TASK OBJECTIVE: Review the material line by line. Identify and copy every line that contains the string "следующую".

─── SUPPLIED ENTRIES ───

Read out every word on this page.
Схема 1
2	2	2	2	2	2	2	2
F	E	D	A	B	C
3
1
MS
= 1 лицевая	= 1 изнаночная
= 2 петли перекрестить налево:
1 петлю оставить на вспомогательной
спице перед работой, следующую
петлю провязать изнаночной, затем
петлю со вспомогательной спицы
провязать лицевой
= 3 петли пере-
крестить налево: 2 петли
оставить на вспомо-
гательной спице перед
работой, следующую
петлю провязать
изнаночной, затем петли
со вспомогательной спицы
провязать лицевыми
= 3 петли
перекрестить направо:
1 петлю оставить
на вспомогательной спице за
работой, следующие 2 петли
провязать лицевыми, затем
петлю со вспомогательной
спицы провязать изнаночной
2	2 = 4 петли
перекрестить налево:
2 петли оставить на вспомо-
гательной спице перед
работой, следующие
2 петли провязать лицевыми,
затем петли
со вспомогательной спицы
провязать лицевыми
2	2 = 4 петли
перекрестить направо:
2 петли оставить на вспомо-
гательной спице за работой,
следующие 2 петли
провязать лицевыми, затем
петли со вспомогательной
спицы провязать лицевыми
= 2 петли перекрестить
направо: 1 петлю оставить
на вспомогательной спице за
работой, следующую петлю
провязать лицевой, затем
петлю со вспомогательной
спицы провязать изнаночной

───

TASK OUTPUT:
спице перед работой, следующую
работой, следующую
работой, следующую петлю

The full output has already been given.